Request ▸ In the rescue-team problem text below, which two numbers must each output line give?

As an emergency rescue team leader of a city, you are given a special map of your country. The map shows several scattered cities connected by some roads. Amount of rescue teams in each city and the length of each road between any pair of cities are marked on the map. When there is an emergency call to you from some other city, your job is to lead your men to the place as quickly as possible, and at the mean time, call up as many hands on the way as possible.
Input Specification:
Each input file contains one test case. For each test case, the first line contains 4 positive integers: N (≤500) - the number of cities (and the cities are numbered from 0 to N−1), M - the number of roads, C1and C2 - the cities that you are currently in and that you must save, respectively. The next line contains N integers, where the i-th integer is the number of rescue teams in the i-th city. Then M lines follow, each describes a road with three integers c1, c2 and L, which are the pair of cities connected by a road and the length of that road, respectively. It is guaranteed that there exists at least one path from C1 to C2.
Output Specification:
For each test case, print in one line two numbers: the number of different shortest paths between C1 and C2, and the maximum amount of rescue teams you can possibly gather. All the numbers in a line must be separated by exactly one space, and there is no extra space allowed at the end of a line.
Sample Input:
5 6 0 2
1 2 1 5 3
0 1 1
0 2 2
0 3 1
1 2 1
2 4 1
3 4 1
Sample Output:
2 4Analyse:
It's obvious that we should use Dijkstra algorithm to solve this problem. First it's significant to find the shortest path to every city, which is Dijkstra algorithm's effect. Besides, we must use two arrays ‘team’ and ‘num’ to denote respectively the maxium number of rescue teams you can gather together and the number of shortest path from the start city to current city. When we arrive at a new city, we should refresh the length, the number of teams and the number of shortest path.

Supplied data ▸
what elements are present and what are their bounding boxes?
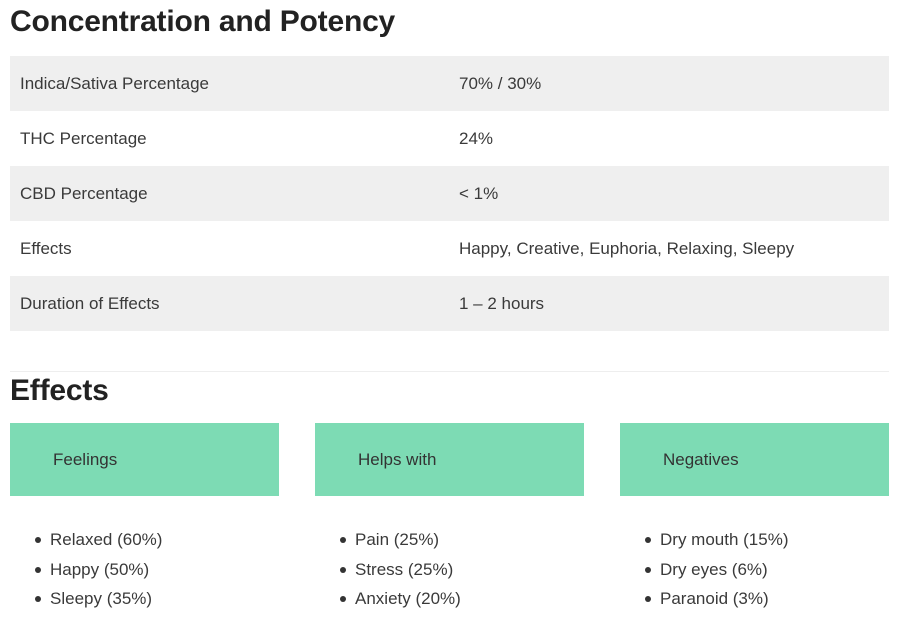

The result ▸ The number of different shortest paths between C1 and C2, and the maximum amount of rescue teams you can possibly gather.